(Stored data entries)
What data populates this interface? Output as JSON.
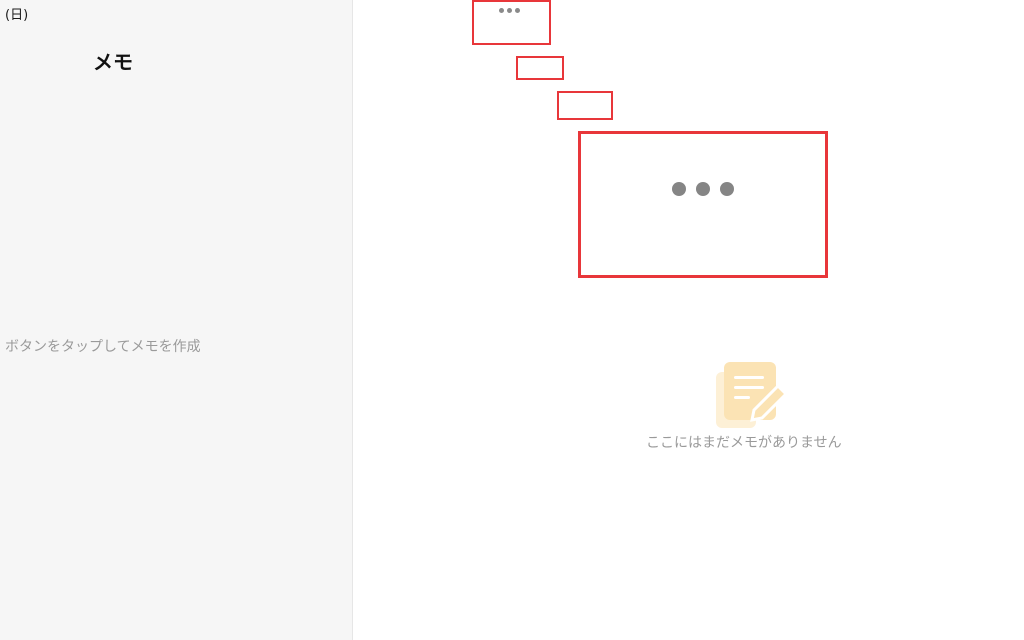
{
  "sidebar": {
    "date": "(日)",
    "title": "メモ",
    "hint": "ボタンをタップしてメモを作成"
  },
  "main": {
    "empty_message": "ここにはまだメモがありません"
  },
  "icons": {
    "more_small": "more-dots-icon",
    "more_large": "more-dots-icon",
    "empty_state": "memo-note-icon"
  },
  "colors": {
    "highlight": "#e8363a",
    "sidebar_bg": "#f6f6f6",
    "icon_fill": "#fbe3b4"
  }
}
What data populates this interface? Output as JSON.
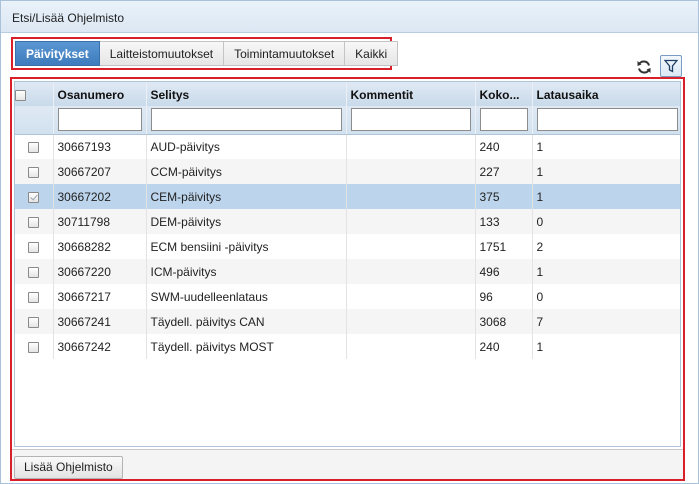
{
  "window": {
    "title": "Etsi/Lisää Ohjelmisto"
  },
  "tabs": [
    {
      "label": "Päivitykset",
      "active": true
    },
    {
      "label": "Laitteistomuutokset",
      "active": false
    },
    {
      "label": "Toimintamuutokset",
      "active": false
    },
    {
      "label": "Kaikki",
      "active": false
    }
  ],
  "toolbar": {
    "refresh_icon": "refresh-icon",
    "filter_icon": "funnel-icon"
  },
  "columns": [
    "Osanumero",
    "Selitys",
    "Kommentit",
    "Koko...",
    "Latausaika"
  ],
  "rows": [
    {
      "part": "30667193",
      "desc": "AUD-päivitys",
      "comment": "",
      "size": "240",
      "time": "1",
      "checked": false,
      "selected": false
    },
    {
      "part": "30667207",
      "desc": "CCM-päivitys",
      "comment": "",
      "size": "227",
      "time": "1",
      "checked": false,
      "selected": false
    },
    {
      "part": "30667202",
      "desc": "CEM-päivitys",
      "comment": "",
      "size": "375",
      "time": "1",
      "checked": true,
      "selected": true
    },
    {
      "part": "30711798",
      "desc": "DEM-päivitys",
      "comment": "",
      "size": "133",
      "time": "0",
      "checked": false,
      "selected": false
    },
    {
      "part": "30668282",
      "desc": "ECM bensiini -päivitys",
      "comment": "",
      "size": "1751",
      "time": "2",
      "checked": false,
      "selected": false
    },
    {
      "part": "30667220",
      "desc": "ICM-päivitys",
      "comment": "",
      "size": "496",
      "time": "1",
      "checked": false,
      "selected": false
    },
    {
      "part": "30667217",
      "desc": "SWM-uudelleenlataus",
      "comment": "",
      "size": "96",
      "time": "0",
      "checked": false,
      "selected": false
    },
    {
      "part": "30667241",
      "desc": "Täydell. päivitys CAN",
      "comment": "",
      "size": "3068",
      "time": "7",
      "checked": false,
      "selected": false
    },
    {
      "part": "30667242",
      "desc": "Täydell. päivitys MOST",
      "comment": "",
      "size": "240",
      "time": "1",
      "checked": false,
      "selected": false
    }
  ],
  "footer": {
    "add_label": "Lisää Ohjelmisto"
  },
  "colors": {
    "accent": "#3d7bbd",
    "highlight": "#d9202a",
    "selected_row": "#bcd4ec"
  }
}
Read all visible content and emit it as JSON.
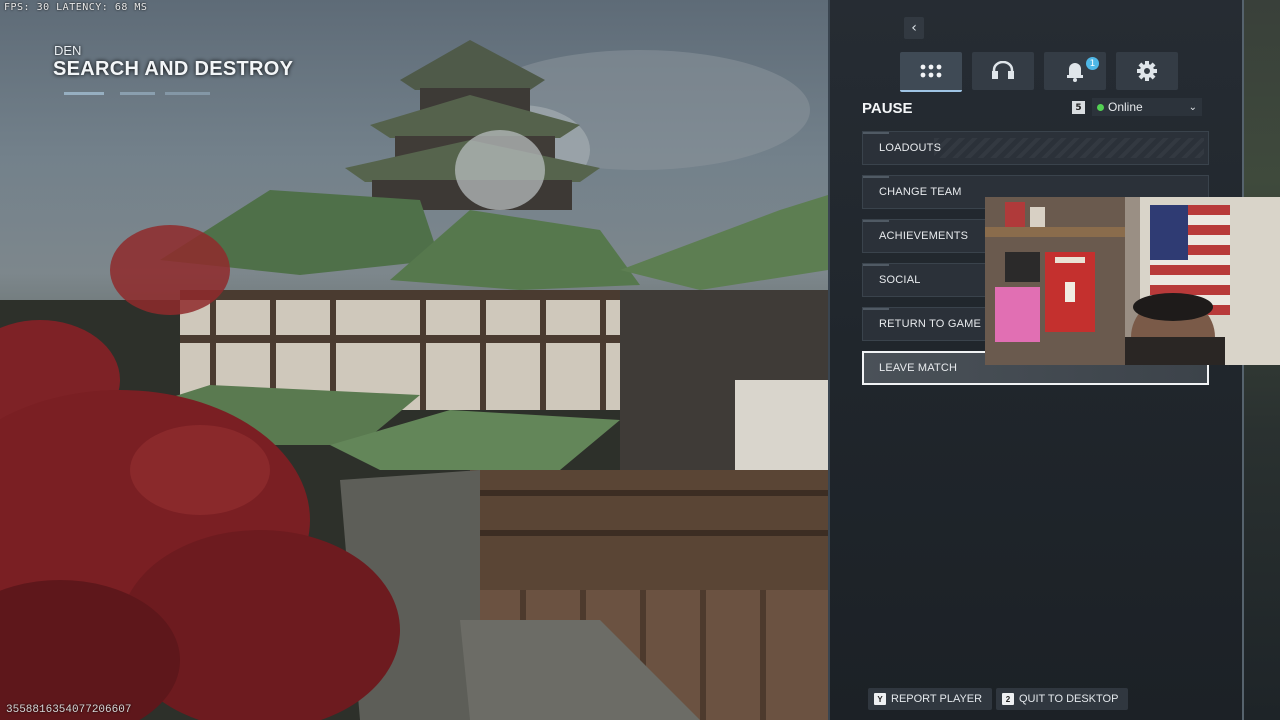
{
  "hud": {
    "fps_text": "FPS:  30  LATENCY: 68 MS",
    "map_name": "DEN",
    "game_mode": "SEARCH AND DESTROY",
    "session_id": "3558816354077206607"
  },
  "pause_menu": {
    "title": "PAUSE",
    "party_count": "5",
    "status_label": "Online",
    "status_color": "#53d153",
    "tabs": [
      {
        "icon": "grid-icon",
        "active": true
      },
      {
        "icon": "headset-icon",
        "active": false
      },
      {
        "icon": "bell-icon",
        "active": false,
        "badge": "1"
      },
      {
        "icon": "gear-icon",
        "active": false
      }
    ],
    "items": [
      {
        "label": "LOADOUTS"
      },
      {
        "label": "CHANGE TEAM"
      },
      {
        "label": "ACHIEVEMENTS"
      },
      {
        "label": "SOCIAL"
      },
      {
        "label": "RETURN TO GAME"
      },
      {
        "label": "LEAVE MATCH",
        "selected": true
      }
    ]
  },
  "footer": {
    "report_key": "Y",
    "report_label": "REPORT PLAYER",
    "quit_key": "2",
    "quit_label": "QUIT TO DESKTOP"
  },
  "colors": {
    "panel_bg": "#22282e",
    "tab_active_underline": "#9fc4e4",
    "badge": "#4fb7e6",
    "selected_border": "#f1f3f5"
  }
}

Task description:
Copy all the lines above that hold the string "title".

Solution for this task:
    "title": "メモ",
    "title": "Etsi/Lisää Ohjelmisto"
    "title": "PAUSE",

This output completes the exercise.